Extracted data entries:
* * *
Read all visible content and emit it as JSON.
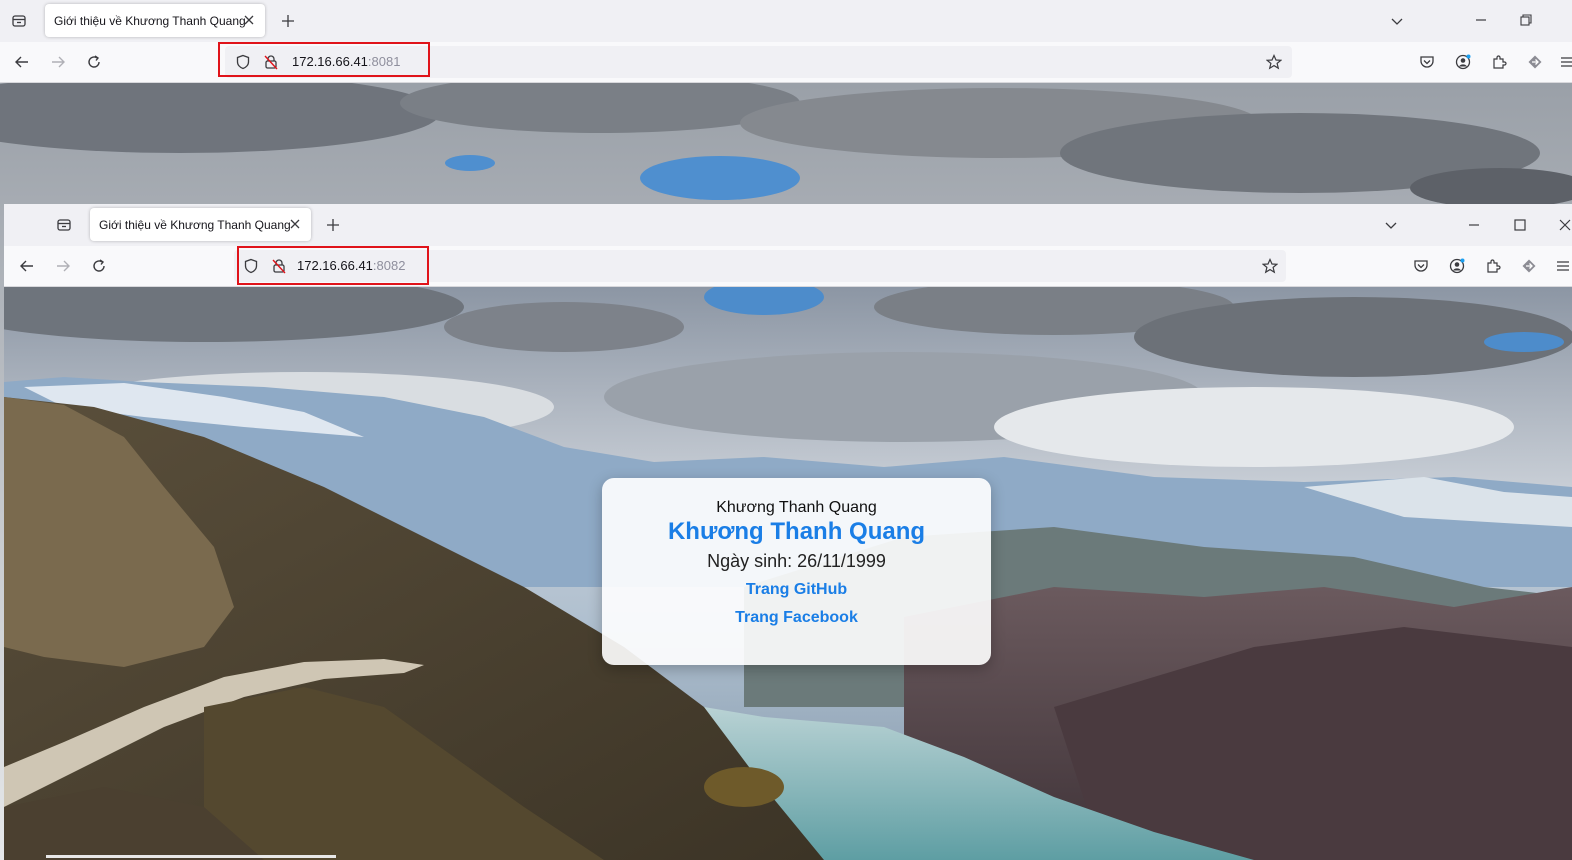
{
  "browser_back": {
    "tab_title": "Giới thiệu về Khương Thanh Quang",
    "url_host": "172.16.66.41",
    "url_port": ":8081"
  },
  "browser_front": {
    "tab_title": "Giới thiệu về Khương Thanh Quang",
    "url_host": "172.16.66.41",
    "url_port": ":8082"
  },
  "card": {
    "small_name": "Khương Thanh Quang",
    "big_name": "Khương Thanh Quang",
    "dob": "Ngày sinh: 26/11/1999",
    "github_link": "Trang GitHub",
    "facebook_link": "Trang Facebook"
  },
  "icons": [
    "tab-list-icon",
    "close-icon",
    "new-tab-icon",
    "list-all-tabs-icon",
    "minimize-icon",
    "restore-icon",
    "maximize-icon",
    "back-icon",
    "forward-icon",
    "reload-icon",
    "shield-icon",
    "insecure-lock-icon",
    "bookmark-star-icon",
    "pocket-icon",
    "account-icon",
    "extensions-icon",
    "vpn-icon",
    "menu-icon"
  ],
  "colors": {
    "link": "#1a7ee6",
    "highlight_box": "#e0131a",
    "toolbar": "#f9f9fb",
    "tabstrip": "#f0f0f4"
  }
}
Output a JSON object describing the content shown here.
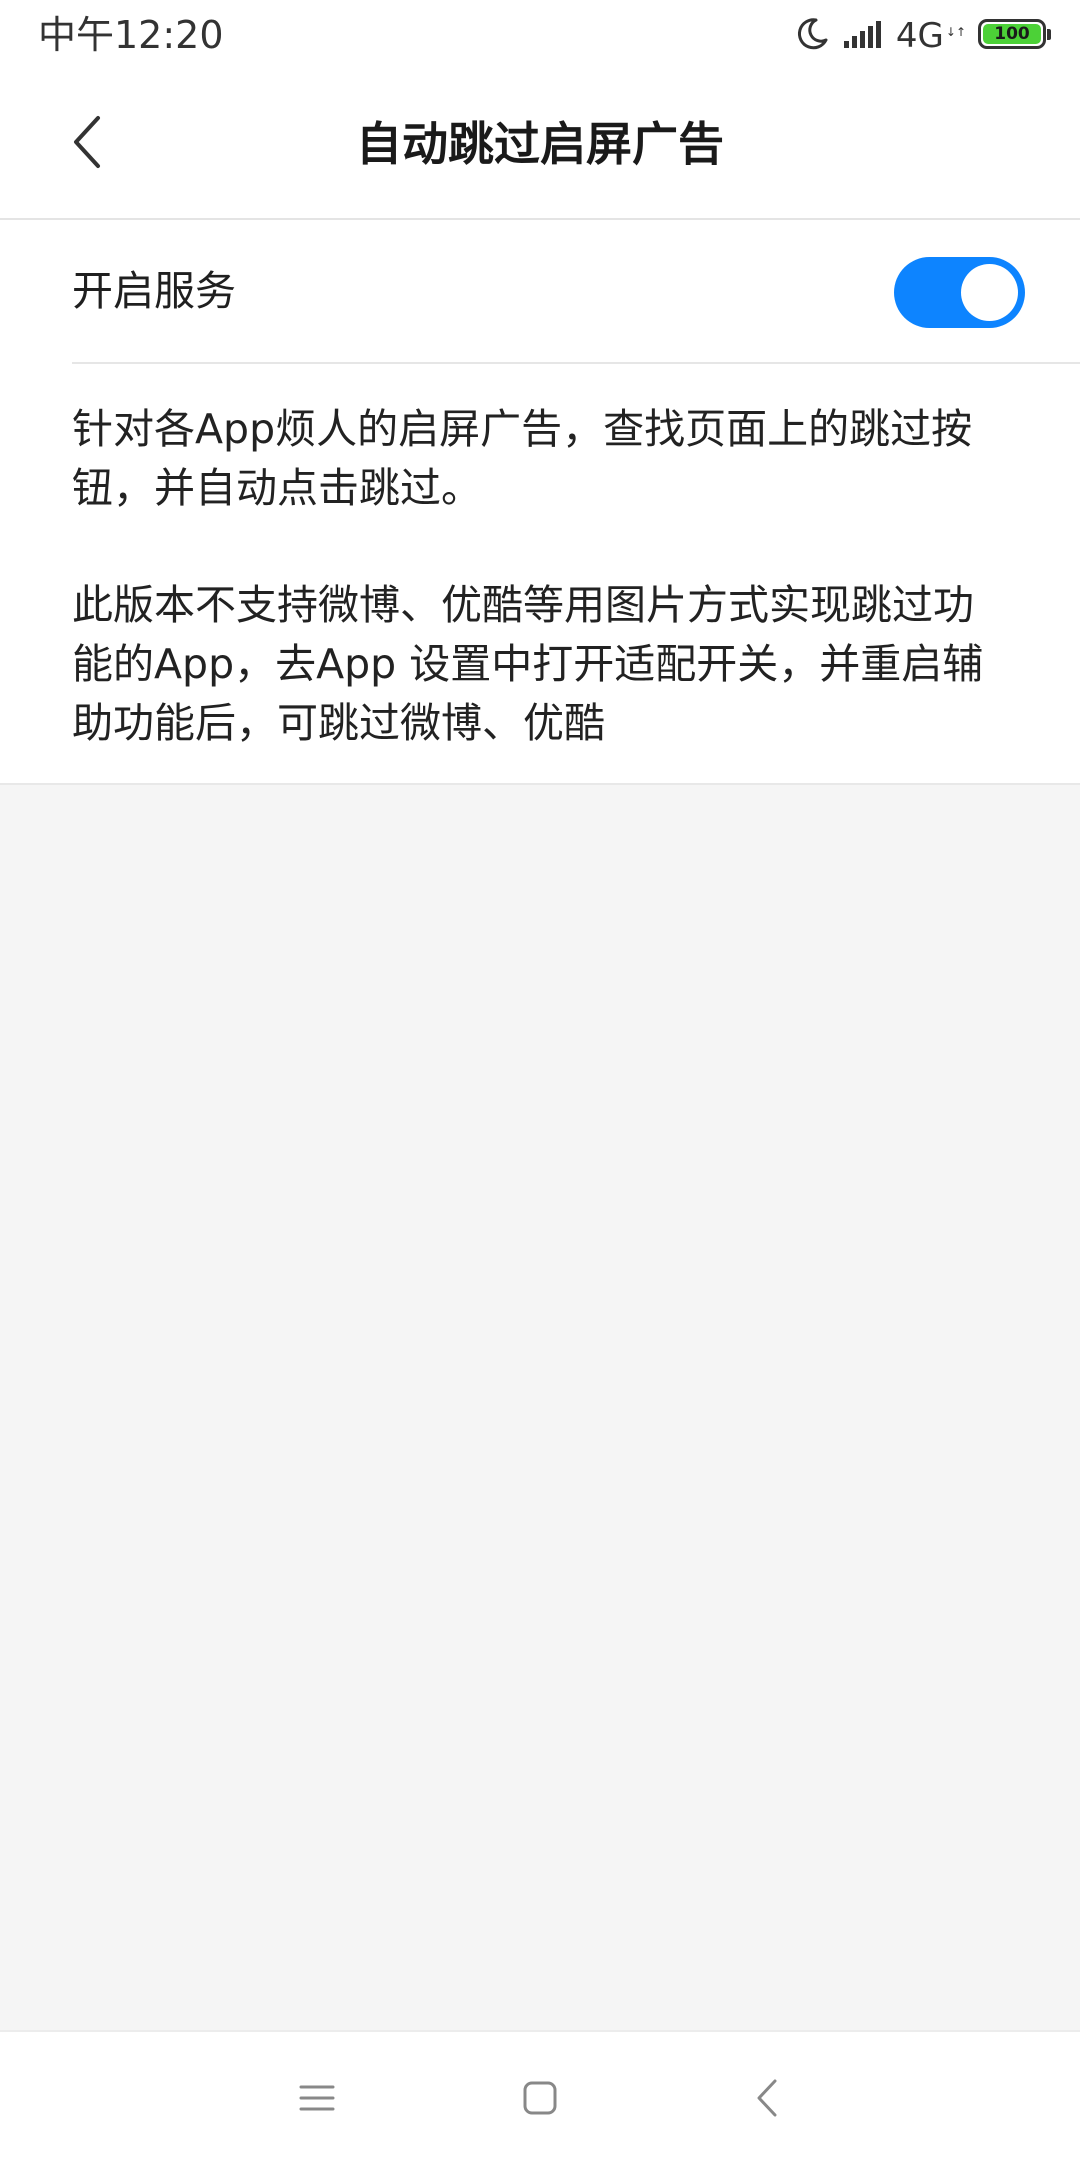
{
  "status_bar": {
    "time": "中午12:20",
    "network": "4G",
    "network_sub": "↓↑",
    "battery": "100",
    "icons": [
      "moon-icon",
      "signal-icon",
      "battery-icon"
    ]
  },
  "header": {
    "title": "自动跳过启屏广告",
    "back_icon": "chevron-left-icon"
  },
  "settings": {
    "service_label": "开启服务",
    "service_enabled": true,
    "toggle_color": "#0d84ff"
  },
  "description": {
    "paragraph_1": "针对各App烦人的启屏广告，查找页面上的跳过按钮，并自动点击跳过。",
    "paragraph_2": "此版本不支持微博、优酷等用图片方式实现跳过功能的App，去App 设置中打开适配开关，并重启辅助功能后，可跳过微博、优酷"
  },
  "nav_bar": {
    "icons": [
      "menu-icon",
      "home-icon",
      "back-icon"
    ]
  },
  "colors": {
    "accent": "#0d84ff",
    "battery": "#4cd137",
    "background": "#f5f5f5"
  }
}
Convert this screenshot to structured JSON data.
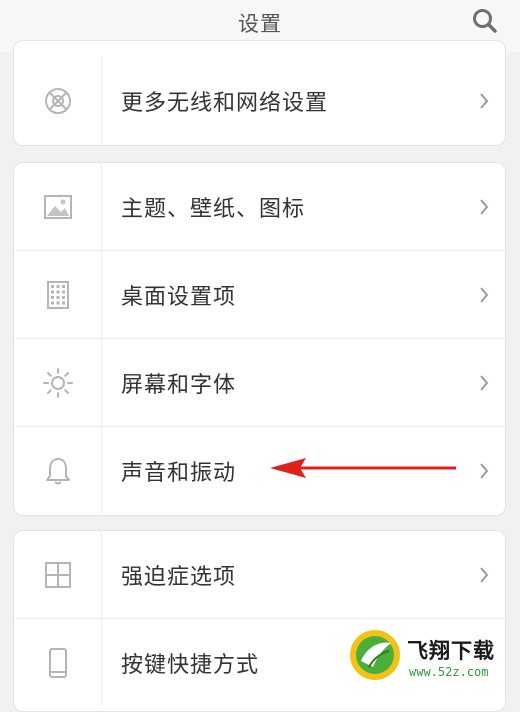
{
  "header": {
    "title": "设置",
    "search_icon": "search-icon"
  },
  "cards": [
    {
      "items": [
        {
          "label": "更多无线和网络设置",
          "icon": "wireless-icon"
        }
      ]
    },
    {
      "items": [
        {
          "label": "主题、壁纸、图标",
          "icon": "image-icon"
        },
        {
          "label": "桌面设置项",
          "icon": "grid-icon"
        },
        {
          "label": "屏幕和字体",
          "icon": "sun-icon"
        },
        {
          "label": "声音和振动",
          "icon": "bell-icon"
        }
      ]
    },
    {
      "items": [
        {
          "label": "强迫症选项",
          "icon": "square-grid-icon"
        },
        {
          "label": "按键快捷方式",
          "icon": "phone-icon"
        }
      ]
    }
  ],
  "annotation": {
    "color": "#e0201b",
    "target": "声音和振动"
  },
  "watermark": {
    "brand": "飞翔下载",
    "site": "www.52z.com"
  }
}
* * *
◆ **Task to complete**
Take every line from the records above that has the word "content" and copy it.

◆ **Result**
Read all visible content and emit it as JSON.
Output a JSON object describing the content shown here.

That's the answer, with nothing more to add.